Saved data entries

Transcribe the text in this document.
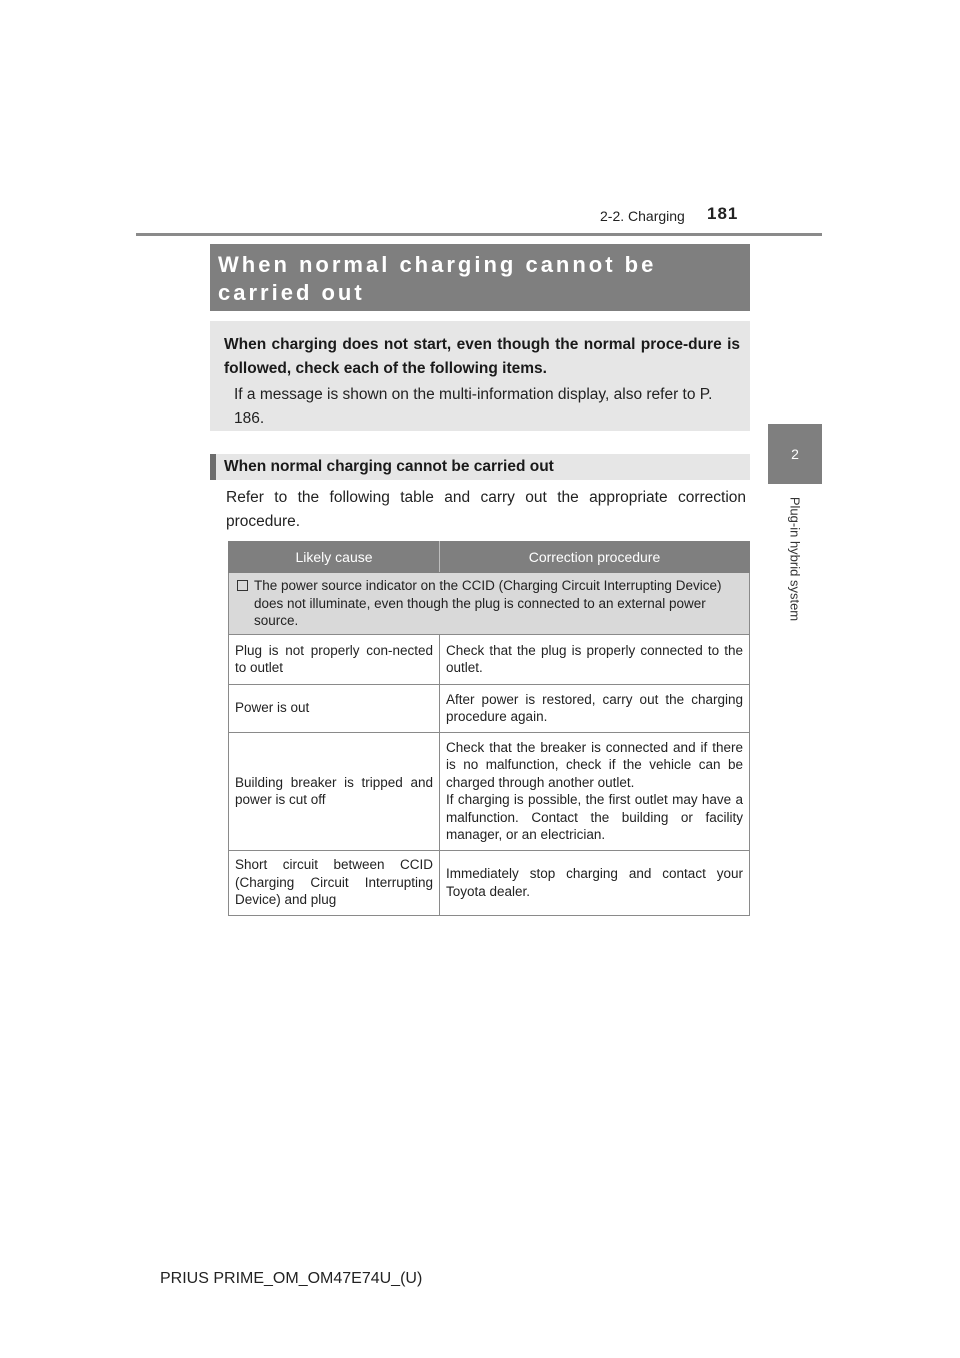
2-2. Charging 181
2
Plug-in hybrid system
When normal charging cannot be carried out
When charging does not start, even though the normal proce-dure is followed, check each of the following items.
If a message is shown on the multi-information display, also refer to P. 186.
When normal charging cannot be carried out
Refer to the following table and carry out the appropriate correction procedure.
Likely cause	Correction procedure

The power source indicator on the CCID (Charging Circuit Interrupting Device) does not illuminate, even though the plug is connected to an external power source.	

Plug is not properly con-nected to outlet	Check that the plug is properly connected to the outlet.
Power is out	After power is restored, carry out the charging procedure again.
Building breaker is tripped and power is cut off	Check that the breaker is connected and if there is no malfunction, check if the vehicle can be charged through another outlet.
If charging is possible, the first outlet may have a malfunction. Contact the building or facility manager, or an electrician.

Short circuit between CCID (Charging Circuit Interrupting Device) and plug	Immediately stop charging and contact your Toyota dealer.
PRIUS PRIME_OM_OM47E74U_(U)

--- Directions ---
Of all the lines in the listing above, how many contain the word "procedure"? Answer with the number alone.

--- Solution for this problem ---
3